Exercise instructions: Transcribe the entries that follow exactly as they appear, minus pictures.

--------

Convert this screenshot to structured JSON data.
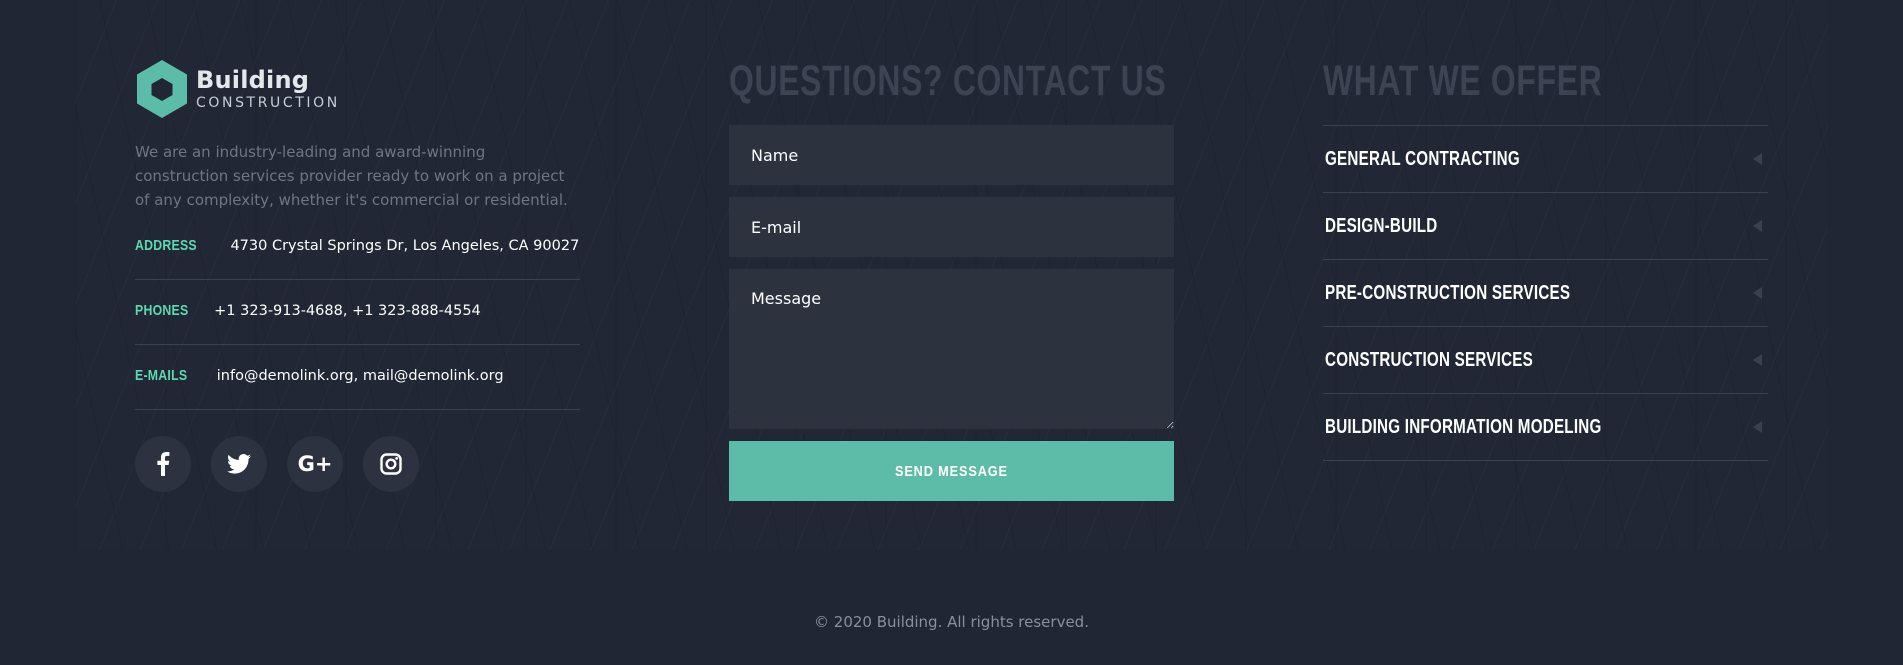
{
  "brand": {
    "name": "Building",
    "subtitle": "CONSTRUCTION",
    "about": "We are an industry-leading and award-winning construction services provider ready to work on a project of any complexity, whether it's commercial or residential."
  },
  "contact_info": [
    {
      "label": "Address",
      "value": "4730 Crystal Springs Dr, Los Angeles, CA 90027"
    },
    {
      "label": "Phones",
      "value": "+1 323-913-4688, +1 323-888-4554"
    },
    {
      "label": "E-mails",
      "value": "info@demolink.org, mail@demolink.org"
    }
  ],
  "socials": [
    {
      "name": "facebook-icon",
      "glyph": "f"
    },
    {
      "name": "twitter-icon",
      "glyph": "twitter"
    },
    {
      "name": "google-plus-icon",
      "glyph": "G+"
    },
    {
      "name": "instagram-icon",
      "glyph": "instagram"
    }
  ],
  "contact_form": {
    "heading": "Questions? Contact us",
    "name_placeholder": "Name",
    "email_placeholder": "E-mail",
    "message_placeholder": "Message",
    "submit_label": "Send message"
  },
  "offer": {
    "heading": "What we offer",
    "items": [
      "General contracting",
      "Design-build",
      "Pre-construction services",
      "Construction services",
      "Building information modeling"
    ]
  },
  "footer": {
    "copyright": "© 2020 Building. All rights reserved."
  },
  "colors": {
    "background": "#212634",
    "accent": "#5dbca8",
    "label_green": "#5fd8b0",
    "field_bg": "#2d323f",
    "heading_muted": "#3c4352"
  }
}
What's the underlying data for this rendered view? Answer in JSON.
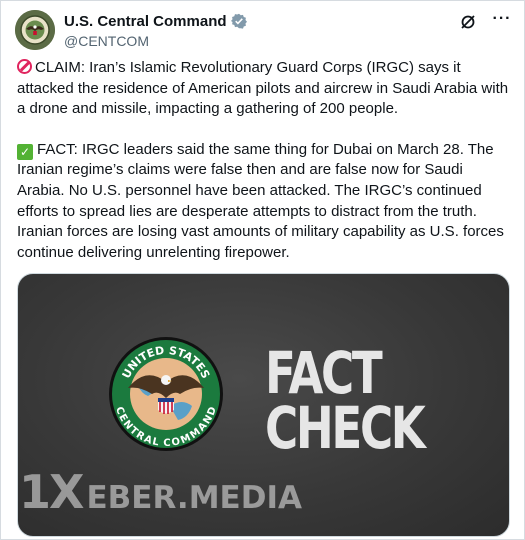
{
  "author": {
    "display_name": "U.S. Central Command",
    "handle": "@CENTCOM",
    "verified": true,
    "verified_badge_color": "#829aab",
    "avatar": "centcom-seal"
  },
  "header_actions": {
    "grok_icon": "grok-slash-icon",
    "more_label": "···"
  },
  "tweet": {
    "claim": {
      "icon": "prohibited-emoji",
      "text": "CLAIM: Iran’s Islamic Revolutionary Guard Corps (IRGC) says it attacked the residence of American pilots and aircrew in Saudi Arabia with a drone and missile, impacting a gathering of 200 people."
    },
    "fact": {
      "icon": "check-mark-button-emoji",
      "text": "FACT: IRGC leaders said the same thing for Dubai on March 28. The Iranian regime’s claims were false then and are false now for Saudi Arabia. No U.S. personnel have been attacked. The IRGC’s continued efforts to spread lies are desperate attempts to distract from the truth. Iranian forces are losing vast amounts of military capability as U.S. forces continue delivering unrelenting firepower."
    }
  },
  "media": {
    "seal": "united-states-central-command-seal",
    "seal_lettering_top": "UNITED STATES",
    "seal_lettering_bottom": "CENTRAL COMMAND",
    "headline_line1": "FACT",
    "headline_line2": "CHECK"
  },
  "watermark": {
    "prefix": "1X",
    "suffix": "EBER.MEDIA"
  },
  "colors": {
    "text": "#0f1419",
    "secondary_text": "#536471",
    "media_background": "#3a3a3a",
    "headline": "#e6e6e6",
    "claim_emoji": "#e0245e",
    "fact_emoji": "#53b234"
  }
}
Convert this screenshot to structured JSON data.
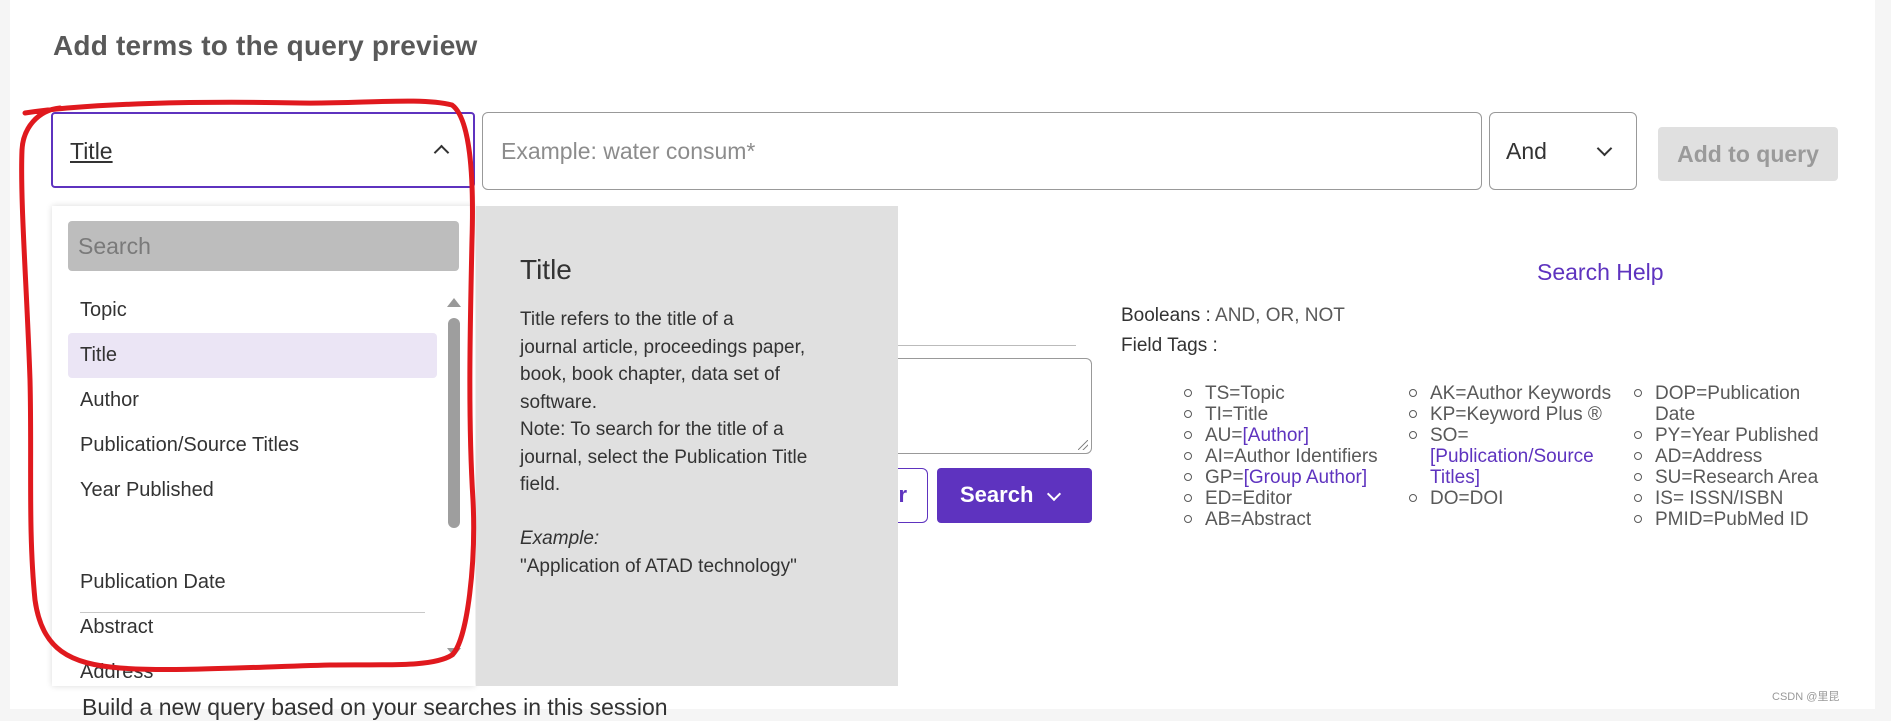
{
  "heading": "Add terms to the query preview",
  "field_select": {
    "value": "Title"
  },
  "query_input": {
    "placeholder": "Example: water consum*",
    "value": ""
  },
  "operator_select": {
    "value": "And"
  },
  "add_button": "Add to query",
  "dropdown": {
    "search_placeholder": "Search",
    "items": [
      {
        "label": "Topic",
        "active": false
      },
      {
        "label": "Title",
        "active": true
      },
      {
        "label": "Author",
        "active": false
      },
      {
        "label": "Publication/Source Titles",
        "active": false
      },
      {
        "label": "Year Published",
        "active": false
      },
      {
        "label": "Publication Date",
        "active": false
      },
      {
        "label": "Abstract",
        "active": false
      },
      {
        "label": "Address",
        "active": false
      }
    ]
  },
  "tooltip": {
    "title": "Title",
    "body_lines": [
      "Title refers to the title of a",
      "journal article, proceedings paper,",
      "book, book chapter, data set of",
      "software.",
      "Note: To search for the title of a",
      "journal, select the Publication Title",
      "field."
    ],
    "example_label": "Example:",
    "example_value": "\"Application of ATAD technology\""
  },
  "partial_button_text": "r",
  "search_button": "Search",
  "search_help": "Search Help",
  "booleans": {
    "label": "Booleans :",
    "value": "AND, OR, NOT"
  },
  "field_tags_label": "Field Tags :",
  "field_tags": {
    "col1": [
      {
        "prefix": "TS=Topic",
        "link": ""
      },
      {
        "prefix": "TI=Title",
        "link": ""
      },
      {
        "prefix": "AU=",
        "link": "[Author]"
      },
      {
        "prefix": "AI=Author Identifiers",
        "link": ""
      },
      {
        "prefix": "GP=",
        "link": "[Group Author]"
      },
      {
        "prefix": "ED=Editor",
        "link": ""
      },
      {
        "prefix": "AB=Abstract",
        "link": ""
      }
    ],
    "col2": [
      {
        "prefix": "AK=Author Keywords",
        "link": ""
      },
      {
        "prefix": "KP=Keyword Plus ®",
        "link": ""
      },
      {
        "prefix": "SO=",
        "link": "[Publication/Source Titles]"
      },
      {
        "prefix": "DO=DOI",
        "link": ""
      }
    ],
    "col3": [
      {
        "prefix": "DOP=Publication Date",
        "link": ""
      },
      {
        "prefix": "PY=Year Published",
        "link": ""
      },
      {
        "prefix": "AD=Address",
        "link": ""
      },
      {
        "prefix": "SU=Research Area",
        "link": ""
      },
      {
        "prefix": "IS= ISSN/ISBN",
        "link": ""
      },
      {
        "prefix": "PMID=PubMed ID",
        "link": ""
      }
    ]
  },
  "bottom_text": "Build a new query based on your searches in this session",
  "watermark": "CSDN @里昆",
  "colors": {
    "accent": "#5e33bf",
    "annotation": "#e0191e",
    "active_item_bg": "#ebe5f5"
  }
}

--------

Written answer:
Convert this screenshot to structured JSON data.
{
  "brand": {
    "name": "Building",
    "subtitle": "CONSTRUCTION",
    "about": "We are an industry-leading and award-winning construction services provider ready to work on a project of any complexity, whether it's commercial or residential."
  },
  "contact_info": [
    {
      "label": "Address",
      "value": "4730 Crystal Springs Dr, Los Angeles, CA 90027"
    },
    {
      "label": "Phones",
      "value": "+1 323-913-4688, +1 323-888-4554"
    },
    {
      "label": "E-mails",
      "value": "info@demolink.org, mail@demolink.org"
    }
  ],
  "socials": [
    {
      "name": "facebook-icon",
      "glyph": "f"
    },
    {
      "name": "twitter-icon",
      "glyph": "twitter"
    },
    {
      "name": "google-plus-icon",
      "glyph": "G+"
    },
    {
      "name": "instagram-icon",
      "glyph": "instagram"
    }
  ],
  "contact_form": {
    "heading": "Questions? Contact us",
    "name_placeholder": "Name",
    "email_placeholder": "E-mail",
    "message_placeholder": "Message",
    "submit_label": "Send message"
  },
  "offer": {
    "heading": "What we offer",
    "items": [
      "General contracting",
      "Design-build",
      "Pre-construction services",
      "Construction services",
      "Building information modeling"
    ]
  },
  "footer": {
    "copyright": "© 2020 Building. All rights reserved."
  },
  "colors": {
    "background": "#212634",
    "accent": "#5dbca8",
    "label_green": "#5fd8b0",
    "field_bg": "#2d323f",
    "heading_muted": "#3c4352"
  }
}
What's the underlying data for this rendered view? Answer in JSON.
{
  "author": {
    "display_name": "U.S. Central Command",
    "handle": "@CENTCOM",
    "verified": true,
    "verified_badge_color": "#829aab",
    "avatar": "centcom-seal"
  },
  "header_actions": {
    "grok_icon": "grok-slash-icon",
    "more_label": "···"
  },
  "tweet": {
    "claim": {
      "icon": "prohibited-emoji",
      "text": "CLAIM: Iran’s Islamic Revolutionary Guard Corps (IRGC) says it attacked the residence of American pilots and aircrew in Saudi Arabia with a drone and missile, impacting a gathering of 200 people."
    },
    "fact": {
      "icon": "check-mark-button-emoji",
      "text": "FACT: IRGC leaders said the same thing for Dubai on March 28. The Iranian regime’s claims were false then and are false now for Saudi Arabia. No U.S. personnel have been attacked. The IRGC’s continued efforts to spread lies are desperate attempts to distract from the truth. Iranian forces are losing vast amounts of military capability as U.S. forces continue delivering unrelenting firepower."
    }
  },
  "media": {
    "seal": "united-states-central-command-seal",
    "seal_lettering_top": "UNITED STATES",
    "seal_lettering_bottom": "CENTRAL COMMAND",
    "headline_line1": "FACT",
    "headline_line2": "CHECK"
  },
  "watermark": {
    "prefix": "1X",
    "suffix": "EBER.MEDIA"
  },
  "colors": {
    "text": "#0f1419",
    "secondary_text": "#536471",
    "media_background": "#3a3a3a",
    "headline": "#e6e6e6",
    "claim_emoji": "#e0245e",
    "fact_emoji": "#53b234"
  }
}
Convert this screenshot to structured JSON data.
{
  "heading": "Add terms to the query preview",
  "field_select": {
    "value": "Title"
  },
  "query_input": {
    "placeholder": "Example: water consum*",
    "value": ""
  },
  "operator_select": {
    "value": "And"
  },
  "add_button": "Add to query",
  "dropdown": {
    "search_placeholder": "Search",
    "items": [
      {
        "label": "Topic",
        "active": false
      },
      {
        "label": "Title",
        "active": true
      },
      {
        "label": "Author",
        "active": false
      },
      {
        "label": "Publication/Source Titles",
        "active": false
      },
      {
        "label": "Year Published",
        "active": false
      },
      {
        "label": "Publication Date",
        "active": false
      },
      {
        "label": "Abstract",
        "active": false
      },
      {
        "label": "Address",
        "active": false
      }
    ]
  },
  "tooltip": {
    "title": "Title",
    "body_lines": [
      "Title refers to the title of a",
      "journal article, proceedings paper,",
      "book, book chapter, data set of",
      "software.",
      "Note: To search for the title of a",
      "journal, select the Publication Title",
      "field."
    ],
    "example_label": "Example:",
    "example_value": "\"Application of ATAD technology\""
  },
  "partial_button_text": "r",
  "search_button": "Search",
  "search_help": "Search Help",
  "booleans": {
    "label": "Booleans :",
    "value": "AND, OR, NOT"
  },
  "field_tags_label": "Field Tags :",
  "field_tags": {
    "col1": [
      {
        "prefix": "TS=Topic",
        "link": ""
      },
      {
        "prefix": "TI=Title",
        "link": ""
      },
      {
        "prefix": "AU=",
        "link": "[Author]"
      },
      {
        "prefix": "AI=Author Identifiers",
        "link": ""
      },
      {
        "prefix": "GP=",
        "link": "[Group Author]"
      },
      {
        "prefix": "ED=Editor",
        "link": ""
      },
      {
        "prefix": "AB=Abstract",
        "link": ""
      }
    ],
    "col2": [
      {
        "prefix": "AK=Author Keywords",
        "link": ""
      },
      {
        "prefix": "KP=Keyword Plus ®",
        "link": ""
      },
      {
        "prefix": "SO=",
        "link": "[Publication/Source Titles]"
      },
      {
        "prefix": "DO=DOI",
        "link": ""
      }
    ],
    "col3": [
      {
        "prefix": "DOP=Publication Date",
        "link": ""
      },
      {
        "prefix": "PY=Year Published",
        "link": ""
      },
      {
        "prefix": "AD=Address",
        "link": ""
      },
      {
        "prefix": "SU=Research Area",
        "link": ""
      },
      {
        "prefix": "IS= ISSN/ISBN",
        "link": ""
      },
      {
        "prefix": "PMID=PubMed ID",
        "link": ""
      }
    ]
  },
  "bottom_text": "Build a new query based on your searches in this session",
  "watermark": "CSDN @里昆",
  "colors": {
    "accent": "#5e33bf",
    "annotation": "#e0191e",
    "active_item_bg": "#ebe5f5"
  }
}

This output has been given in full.